* _DIRECTIVE_
Select and reproduce each line of the listing below that bears the string "data".

— BEGIN —

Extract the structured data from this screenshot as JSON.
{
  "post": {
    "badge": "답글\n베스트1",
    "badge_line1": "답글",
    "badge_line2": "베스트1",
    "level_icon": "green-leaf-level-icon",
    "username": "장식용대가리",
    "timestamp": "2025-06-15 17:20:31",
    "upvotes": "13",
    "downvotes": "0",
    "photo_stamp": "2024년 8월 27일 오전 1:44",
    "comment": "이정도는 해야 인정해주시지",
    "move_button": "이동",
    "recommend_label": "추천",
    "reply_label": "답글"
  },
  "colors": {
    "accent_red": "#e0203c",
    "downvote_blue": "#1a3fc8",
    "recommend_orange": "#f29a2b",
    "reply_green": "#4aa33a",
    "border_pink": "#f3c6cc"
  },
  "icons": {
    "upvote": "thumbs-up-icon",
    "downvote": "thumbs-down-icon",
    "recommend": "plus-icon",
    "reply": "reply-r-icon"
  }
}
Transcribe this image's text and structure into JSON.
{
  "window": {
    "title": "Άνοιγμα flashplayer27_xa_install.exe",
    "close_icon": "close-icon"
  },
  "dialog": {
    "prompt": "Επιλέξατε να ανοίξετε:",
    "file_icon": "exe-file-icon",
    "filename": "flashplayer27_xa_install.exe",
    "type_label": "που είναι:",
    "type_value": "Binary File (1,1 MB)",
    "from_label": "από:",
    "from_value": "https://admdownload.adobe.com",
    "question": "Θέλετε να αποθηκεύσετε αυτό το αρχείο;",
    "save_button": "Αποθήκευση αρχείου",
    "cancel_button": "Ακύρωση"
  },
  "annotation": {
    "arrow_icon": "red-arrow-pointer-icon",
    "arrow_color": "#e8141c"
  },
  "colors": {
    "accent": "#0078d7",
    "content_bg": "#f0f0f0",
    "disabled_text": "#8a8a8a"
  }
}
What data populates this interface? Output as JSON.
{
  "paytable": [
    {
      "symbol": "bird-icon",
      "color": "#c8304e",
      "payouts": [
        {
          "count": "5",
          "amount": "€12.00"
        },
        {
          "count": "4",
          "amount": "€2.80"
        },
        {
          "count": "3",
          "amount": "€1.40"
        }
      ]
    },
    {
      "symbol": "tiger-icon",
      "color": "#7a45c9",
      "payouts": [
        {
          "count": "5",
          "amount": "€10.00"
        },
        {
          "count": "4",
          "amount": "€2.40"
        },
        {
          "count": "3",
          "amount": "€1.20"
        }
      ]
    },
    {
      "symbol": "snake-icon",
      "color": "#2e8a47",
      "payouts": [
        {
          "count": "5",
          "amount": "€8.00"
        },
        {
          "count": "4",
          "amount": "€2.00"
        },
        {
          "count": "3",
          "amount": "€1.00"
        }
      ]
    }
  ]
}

— END —

* _EXERCISE SOLUTION_
Extract the structured data from this screenshot as JSON.
What data populates this interface? Output as JSON.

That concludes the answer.